EXERCISE: Among the entries, which lines carry the string "well"? Copy each of them.

━━━━━━━━━━━━━━━━━━━━━━━━━━━━━━

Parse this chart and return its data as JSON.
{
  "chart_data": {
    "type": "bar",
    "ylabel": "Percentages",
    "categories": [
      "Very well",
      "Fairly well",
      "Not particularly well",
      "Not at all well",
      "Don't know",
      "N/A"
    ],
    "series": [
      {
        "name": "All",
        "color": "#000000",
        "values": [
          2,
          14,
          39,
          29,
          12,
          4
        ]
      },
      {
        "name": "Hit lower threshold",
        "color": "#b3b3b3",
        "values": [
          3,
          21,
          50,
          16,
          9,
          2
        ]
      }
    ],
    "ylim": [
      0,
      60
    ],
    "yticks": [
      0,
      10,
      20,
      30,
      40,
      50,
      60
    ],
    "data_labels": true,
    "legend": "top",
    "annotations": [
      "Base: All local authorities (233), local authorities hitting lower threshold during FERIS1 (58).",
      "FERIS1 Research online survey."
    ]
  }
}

━━━━━━━━━━━━━━━━━━━━━━━━━━━━━━

THE COMPLETED TASK:
      "Very well",
      "Fairly well",
      "Not particularly well",
      "Not at all well",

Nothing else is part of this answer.